WHAT THE TASK ASKS: Your answer should be a single number: how many lines in the data below hold the string "ella".

RECORDS SUPPLIED:
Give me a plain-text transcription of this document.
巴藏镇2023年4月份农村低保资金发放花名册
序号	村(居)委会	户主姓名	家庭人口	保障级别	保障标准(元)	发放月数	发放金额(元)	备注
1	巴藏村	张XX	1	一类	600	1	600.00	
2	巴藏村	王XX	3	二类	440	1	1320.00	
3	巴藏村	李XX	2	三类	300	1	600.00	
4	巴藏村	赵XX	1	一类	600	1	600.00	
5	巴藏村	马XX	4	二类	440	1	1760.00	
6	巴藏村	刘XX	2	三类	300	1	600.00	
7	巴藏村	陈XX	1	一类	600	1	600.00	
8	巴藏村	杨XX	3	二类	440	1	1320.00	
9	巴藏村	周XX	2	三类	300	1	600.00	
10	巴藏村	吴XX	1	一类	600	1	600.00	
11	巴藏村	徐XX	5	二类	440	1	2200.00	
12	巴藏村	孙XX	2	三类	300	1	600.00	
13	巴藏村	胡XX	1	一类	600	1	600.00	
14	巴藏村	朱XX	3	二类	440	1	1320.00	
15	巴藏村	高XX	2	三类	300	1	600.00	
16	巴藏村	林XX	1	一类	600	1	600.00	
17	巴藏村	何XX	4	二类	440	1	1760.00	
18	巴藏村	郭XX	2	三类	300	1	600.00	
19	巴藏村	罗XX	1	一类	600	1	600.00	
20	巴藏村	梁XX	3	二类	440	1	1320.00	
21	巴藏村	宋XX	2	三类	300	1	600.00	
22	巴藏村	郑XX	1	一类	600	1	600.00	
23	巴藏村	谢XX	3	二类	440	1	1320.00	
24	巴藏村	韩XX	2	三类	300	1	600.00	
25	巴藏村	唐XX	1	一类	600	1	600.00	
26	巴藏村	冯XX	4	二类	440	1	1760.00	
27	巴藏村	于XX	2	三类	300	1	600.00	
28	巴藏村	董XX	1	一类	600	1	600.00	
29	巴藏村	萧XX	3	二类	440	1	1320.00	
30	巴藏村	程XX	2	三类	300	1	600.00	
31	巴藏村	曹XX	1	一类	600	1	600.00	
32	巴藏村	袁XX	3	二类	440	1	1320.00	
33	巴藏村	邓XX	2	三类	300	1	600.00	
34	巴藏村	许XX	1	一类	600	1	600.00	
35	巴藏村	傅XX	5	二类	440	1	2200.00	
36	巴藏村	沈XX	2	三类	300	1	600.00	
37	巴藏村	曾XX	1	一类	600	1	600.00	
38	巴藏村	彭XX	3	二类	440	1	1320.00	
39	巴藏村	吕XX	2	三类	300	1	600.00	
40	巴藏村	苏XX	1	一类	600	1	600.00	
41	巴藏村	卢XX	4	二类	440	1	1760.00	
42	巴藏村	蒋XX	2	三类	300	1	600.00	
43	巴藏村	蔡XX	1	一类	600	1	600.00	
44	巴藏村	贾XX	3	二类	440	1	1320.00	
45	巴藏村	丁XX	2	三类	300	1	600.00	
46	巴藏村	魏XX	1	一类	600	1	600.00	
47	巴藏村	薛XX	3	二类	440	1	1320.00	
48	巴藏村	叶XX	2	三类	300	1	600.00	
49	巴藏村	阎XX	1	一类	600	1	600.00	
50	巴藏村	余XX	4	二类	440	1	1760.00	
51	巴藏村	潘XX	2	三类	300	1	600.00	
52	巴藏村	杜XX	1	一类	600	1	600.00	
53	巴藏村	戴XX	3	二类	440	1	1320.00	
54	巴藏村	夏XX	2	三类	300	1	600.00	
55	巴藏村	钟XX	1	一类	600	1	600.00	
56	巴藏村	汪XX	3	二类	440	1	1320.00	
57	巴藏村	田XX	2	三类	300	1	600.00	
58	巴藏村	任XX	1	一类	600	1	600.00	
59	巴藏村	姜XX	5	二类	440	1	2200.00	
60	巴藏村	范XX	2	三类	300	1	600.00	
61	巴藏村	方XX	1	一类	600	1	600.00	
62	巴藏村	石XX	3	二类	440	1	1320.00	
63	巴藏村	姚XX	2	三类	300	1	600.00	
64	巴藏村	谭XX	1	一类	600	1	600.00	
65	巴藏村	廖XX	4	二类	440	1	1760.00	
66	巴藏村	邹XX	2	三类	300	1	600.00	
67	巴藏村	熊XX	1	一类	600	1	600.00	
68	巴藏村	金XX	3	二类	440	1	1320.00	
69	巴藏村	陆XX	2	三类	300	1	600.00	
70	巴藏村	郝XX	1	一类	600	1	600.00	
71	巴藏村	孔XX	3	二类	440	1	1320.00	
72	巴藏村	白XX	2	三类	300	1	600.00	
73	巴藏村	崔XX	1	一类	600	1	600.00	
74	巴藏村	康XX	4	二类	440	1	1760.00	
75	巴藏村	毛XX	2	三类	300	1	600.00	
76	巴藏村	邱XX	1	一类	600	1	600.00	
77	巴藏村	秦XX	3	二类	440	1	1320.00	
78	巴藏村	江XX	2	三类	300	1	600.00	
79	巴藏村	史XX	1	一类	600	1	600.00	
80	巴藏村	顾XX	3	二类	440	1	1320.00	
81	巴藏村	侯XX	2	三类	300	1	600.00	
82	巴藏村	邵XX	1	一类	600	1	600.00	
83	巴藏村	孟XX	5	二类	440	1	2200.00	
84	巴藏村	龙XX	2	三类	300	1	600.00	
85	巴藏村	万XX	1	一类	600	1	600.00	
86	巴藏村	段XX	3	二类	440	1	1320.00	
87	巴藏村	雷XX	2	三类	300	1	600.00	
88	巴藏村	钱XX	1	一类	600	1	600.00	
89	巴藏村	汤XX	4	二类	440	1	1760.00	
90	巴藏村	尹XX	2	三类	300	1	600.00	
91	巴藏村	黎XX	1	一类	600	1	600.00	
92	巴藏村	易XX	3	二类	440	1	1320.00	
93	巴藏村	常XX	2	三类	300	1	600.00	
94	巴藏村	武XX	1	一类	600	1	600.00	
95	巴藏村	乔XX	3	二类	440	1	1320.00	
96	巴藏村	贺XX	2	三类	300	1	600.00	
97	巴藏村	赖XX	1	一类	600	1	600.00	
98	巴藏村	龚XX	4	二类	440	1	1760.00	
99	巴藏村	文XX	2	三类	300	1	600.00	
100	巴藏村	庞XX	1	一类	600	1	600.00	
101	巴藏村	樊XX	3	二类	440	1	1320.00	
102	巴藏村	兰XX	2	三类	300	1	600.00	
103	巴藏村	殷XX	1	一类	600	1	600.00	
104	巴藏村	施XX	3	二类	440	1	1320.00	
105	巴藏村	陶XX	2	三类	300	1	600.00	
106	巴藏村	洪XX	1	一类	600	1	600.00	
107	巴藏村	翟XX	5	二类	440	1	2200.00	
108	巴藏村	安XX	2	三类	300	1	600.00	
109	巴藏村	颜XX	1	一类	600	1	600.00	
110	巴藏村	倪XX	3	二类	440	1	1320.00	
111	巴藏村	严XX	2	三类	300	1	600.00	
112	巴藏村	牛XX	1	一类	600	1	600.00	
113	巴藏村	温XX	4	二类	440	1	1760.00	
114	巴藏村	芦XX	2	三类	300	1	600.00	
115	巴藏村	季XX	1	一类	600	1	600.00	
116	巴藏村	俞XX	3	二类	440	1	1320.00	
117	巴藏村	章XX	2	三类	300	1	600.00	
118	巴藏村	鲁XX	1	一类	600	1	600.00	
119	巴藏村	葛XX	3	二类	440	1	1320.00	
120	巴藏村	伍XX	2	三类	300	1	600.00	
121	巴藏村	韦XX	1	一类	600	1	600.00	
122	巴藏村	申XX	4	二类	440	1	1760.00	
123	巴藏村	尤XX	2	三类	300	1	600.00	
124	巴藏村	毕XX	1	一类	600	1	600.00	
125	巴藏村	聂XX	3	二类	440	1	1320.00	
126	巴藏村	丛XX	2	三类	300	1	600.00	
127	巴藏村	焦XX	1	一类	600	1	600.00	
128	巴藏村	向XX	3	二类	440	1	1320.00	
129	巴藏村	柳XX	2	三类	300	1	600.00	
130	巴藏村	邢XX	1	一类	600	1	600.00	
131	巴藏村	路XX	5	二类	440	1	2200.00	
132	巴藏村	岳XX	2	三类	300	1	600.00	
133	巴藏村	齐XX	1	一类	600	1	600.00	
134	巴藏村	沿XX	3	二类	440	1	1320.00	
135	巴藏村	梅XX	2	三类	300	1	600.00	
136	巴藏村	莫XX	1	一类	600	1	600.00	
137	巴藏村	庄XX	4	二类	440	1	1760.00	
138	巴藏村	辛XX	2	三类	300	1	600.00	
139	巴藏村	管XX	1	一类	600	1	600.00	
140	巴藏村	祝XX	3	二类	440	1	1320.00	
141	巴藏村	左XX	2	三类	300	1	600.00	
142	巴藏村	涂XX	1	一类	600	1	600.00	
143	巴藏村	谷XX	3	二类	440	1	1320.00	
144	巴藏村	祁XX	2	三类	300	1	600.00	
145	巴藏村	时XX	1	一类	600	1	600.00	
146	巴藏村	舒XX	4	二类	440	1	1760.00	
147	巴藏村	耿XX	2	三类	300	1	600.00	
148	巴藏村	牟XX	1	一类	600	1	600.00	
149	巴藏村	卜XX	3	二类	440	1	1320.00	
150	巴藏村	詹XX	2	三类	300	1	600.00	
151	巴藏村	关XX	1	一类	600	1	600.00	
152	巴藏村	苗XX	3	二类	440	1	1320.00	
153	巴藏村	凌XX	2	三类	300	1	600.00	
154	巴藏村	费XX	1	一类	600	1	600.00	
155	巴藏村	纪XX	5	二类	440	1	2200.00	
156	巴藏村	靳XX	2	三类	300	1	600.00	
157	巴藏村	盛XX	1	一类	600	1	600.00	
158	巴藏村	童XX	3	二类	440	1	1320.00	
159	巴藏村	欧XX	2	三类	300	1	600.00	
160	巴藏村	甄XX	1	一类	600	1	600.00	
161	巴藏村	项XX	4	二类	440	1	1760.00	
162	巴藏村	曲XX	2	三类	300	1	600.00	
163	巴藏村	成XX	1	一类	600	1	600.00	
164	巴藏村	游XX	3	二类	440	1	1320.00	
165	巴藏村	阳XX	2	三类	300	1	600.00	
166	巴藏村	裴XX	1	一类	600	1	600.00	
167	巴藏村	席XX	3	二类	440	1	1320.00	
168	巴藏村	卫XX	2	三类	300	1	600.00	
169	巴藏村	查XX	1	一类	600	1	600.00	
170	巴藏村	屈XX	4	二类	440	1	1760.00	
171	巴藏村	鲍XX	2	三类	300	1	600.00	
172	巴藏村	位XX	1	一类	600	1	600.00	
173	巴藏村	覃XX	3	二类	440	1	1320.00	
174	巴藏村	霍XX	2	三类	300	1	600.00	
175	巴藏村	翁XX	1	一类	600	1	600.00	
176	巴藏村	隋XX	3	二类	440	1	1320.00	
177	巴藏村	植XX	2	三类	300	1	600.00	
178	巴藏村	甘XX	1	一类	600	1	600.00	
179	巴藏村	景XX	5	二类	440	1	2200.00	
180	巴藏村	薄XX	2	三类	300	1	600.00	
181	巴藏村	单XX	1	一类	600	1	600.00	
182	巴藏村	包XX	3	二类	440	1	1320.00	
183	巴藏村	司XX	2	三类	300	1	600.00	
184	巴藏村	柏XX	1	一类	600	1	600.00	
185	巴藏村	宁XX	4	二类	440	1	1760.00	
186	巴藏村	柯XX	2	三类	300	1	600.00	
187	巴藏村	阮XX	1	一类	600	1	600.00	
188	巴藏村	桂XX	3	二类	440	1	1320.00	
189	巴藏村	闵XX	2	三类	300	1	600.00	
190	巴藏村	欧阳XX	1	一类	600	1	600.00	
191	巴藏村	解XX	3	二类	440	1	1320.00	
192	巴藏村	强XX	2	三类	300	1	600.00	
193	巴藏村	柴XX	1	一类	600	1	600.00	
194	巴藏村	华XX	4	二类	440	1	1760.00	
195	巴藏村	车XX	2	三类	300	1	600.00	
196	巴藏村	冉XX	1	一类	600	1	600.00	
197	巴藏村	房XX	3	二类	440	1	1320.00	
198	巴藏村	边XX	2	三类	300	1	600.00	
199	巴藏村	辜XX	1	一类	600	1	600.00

...

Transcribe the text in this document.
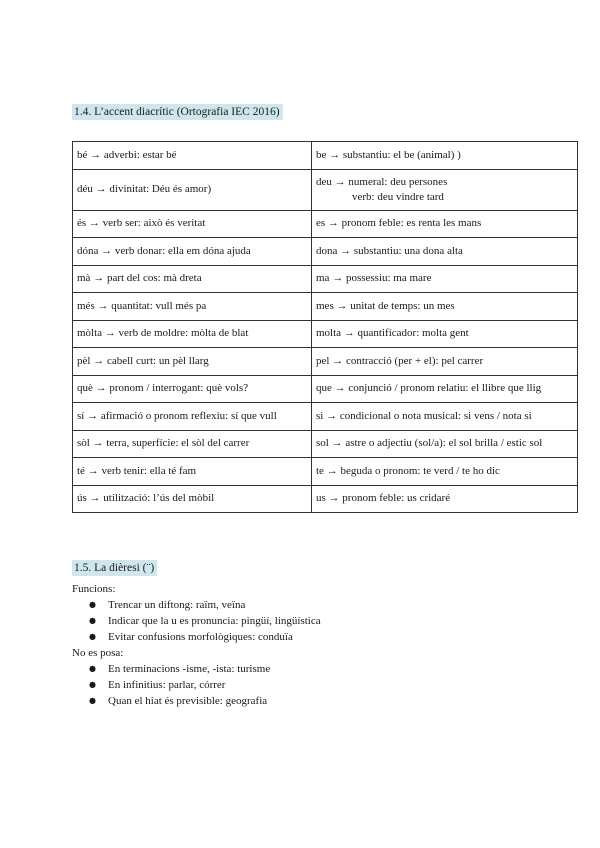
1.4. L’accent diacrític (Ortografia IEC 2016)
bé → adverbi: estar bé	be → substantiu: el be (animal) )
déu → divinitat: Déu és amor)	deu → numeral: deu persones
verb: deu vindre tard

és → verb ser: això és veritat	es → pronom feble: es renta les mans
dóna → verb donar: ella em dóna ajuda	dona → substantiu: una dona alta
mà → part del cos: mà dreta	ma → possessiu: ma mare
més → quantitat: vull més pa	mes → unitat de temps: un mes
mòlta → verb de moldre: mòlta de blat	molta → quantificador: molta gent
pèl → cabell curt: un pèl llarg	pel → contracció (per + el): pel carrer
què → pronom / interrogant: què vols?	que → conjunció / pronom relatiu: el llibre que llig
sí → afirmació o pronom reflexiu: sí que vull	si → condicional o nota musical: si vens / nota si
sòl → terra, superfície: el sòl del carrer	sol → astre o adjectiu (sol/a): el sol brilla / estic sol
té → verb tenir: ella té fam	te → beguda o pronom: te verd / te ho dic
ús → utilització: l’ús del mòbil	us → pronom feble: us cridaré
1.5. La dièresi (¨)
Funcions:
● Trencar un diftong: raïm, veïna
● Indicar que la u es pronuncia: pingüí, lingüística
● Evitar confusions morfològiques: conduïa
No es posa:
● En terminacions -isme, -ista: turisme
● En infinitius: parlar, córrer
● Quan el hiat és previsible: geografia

WRITTEN RESPONSE: 2